--- Start Materials provided ---
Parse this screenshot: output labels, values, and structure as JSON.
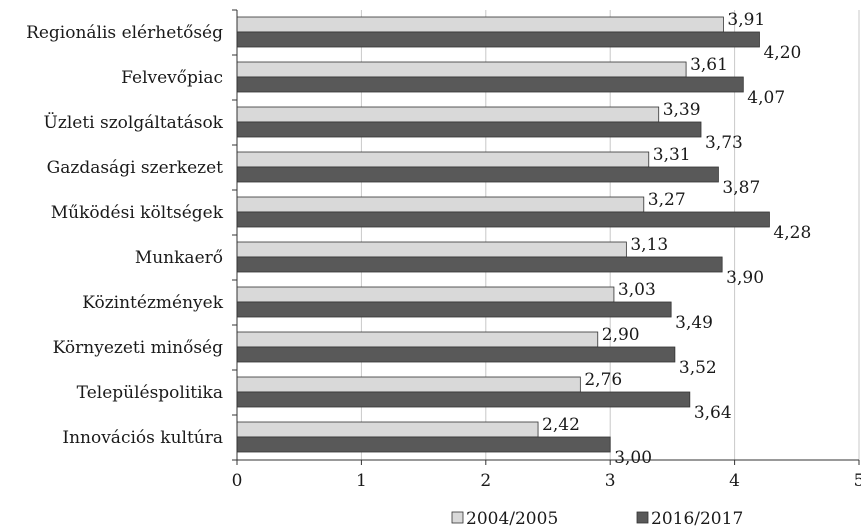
{
  "chart_data": {
    "type": "bar",
    "orientation": "horizontal",
    "categories": [
      "Regionális elérhetőség",
      "Felvevőpiac",
      "Üzleti szolgáltatások",
      "Gazdasági szerkezet",
      "Működési költségek",
      "Munkaerő",
      "Közintézmények",
      "Környezeti minőség",
      "Településpolitika",
      "Innovációs kultúra"
    ],
    "series": [
      {
        "name": "2004/2005",
        "color": "#d9d9d9",
        "values": [
          3.91,
          3.61,
          3.39,
          3.31,
          3.27,
          3.13,
          3.03,
          2.9,
          2.76,
          2.42
        ],
        "labels": [
          "3,91",
          "3,61",
          "3,39",
          "3,31",
          "3,27",
          "3,13",
          "3,03",
          "2,90",
          "2,76",
          "2,42"
        ]
      },
      {
        "name": "2016/2017",
        "color": "#595959",
        "values": [
          4.2,
          4.07,
          3.73,
          3.87,
          4.28,
          3.9,
          3.49,
          3.52,
          3.64,
          3.0
        ],
        "labels": [
          "4,20",
          "4,07",
          "3,73",
          "3,87",
          "4,28",
          "3,90",
          "3,49",
          "3,52",
          "3,64",
          "3,00"
        ]
      }
    ],
    "xlim": [
      0,
      5
    ],
    "xticks": [
      0,
      1,
      2,
      3,
      4,
      5
    ],
    "xtick_labels": [
      "0",
      "1",
      "2",
      "3",
      "4",
      "5"
    ],
    "grid": true,
    "legend_position": "bottom"
  }
}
--- End Materials provided ---
▶ **Written problem**
Reproduce every line precisely as given, omitting all pictures.

▶ **Solution below**
Parse this screenshot: output labels, values, and structure as JSON.
{
  "chart_data": {
    "type": "bar",
    "orientation": "horizontal",
    "categories": [
      "Regionális elérhetőség",
      "Felvevőpiac",
      "Üzleti szolgáltatások",
      "Gazdasági szerkezet",
      "Működési költségek",
      "Munkaerő",
      "Közintézmények",
      "Környezeti minőség",
      "Településpolitika",
      "Innovációs kultúra"
    ],
    "series": [
      {
        "name": "2004/2005",
        "color": "#d9d9d9",
        "values": [
          3.91,
          3.61,
          3.39,
          3.31,
          3.27,
          3.13,
          3.03,
          2.9,
          2.76,
          2.42
        ],
        "labels": [
          "3,91",
          "3,61",
          "3,39",
          "3,31",
          "3,27",
          "3,13",
          "3,03",
          "2,90",
          "2,76",
          "2,42"
        ]
      },
      {
        "name": "2016/2017",
        "color": "#595959",
        "values": [
          4.2,
          4.07,
          3.73,
          3.87,
          4.28,
          3.9,
          3.49,
          3.52,
          3.64,
          3.0
        ],
        "labels": [
          "4,20",
          "4,07",
          "3,73",
          "3,87",
          "4,28",
          "3,90",
          "3,49",
          "3,52",
          "3,64",
          "3,00"
        ]
      }
    ],
    "xlim": [
      0,
      5
    ],
    "xticks": [
      0,
      1,
      2,
      3,
      4,
      5
    ],
    "xtick_labels": [
      "0",
      "1",
      "2",
      "3",
      "4",
      "5"
    ],
    "grid": true,
    "legend_position": "bottom"
  }
}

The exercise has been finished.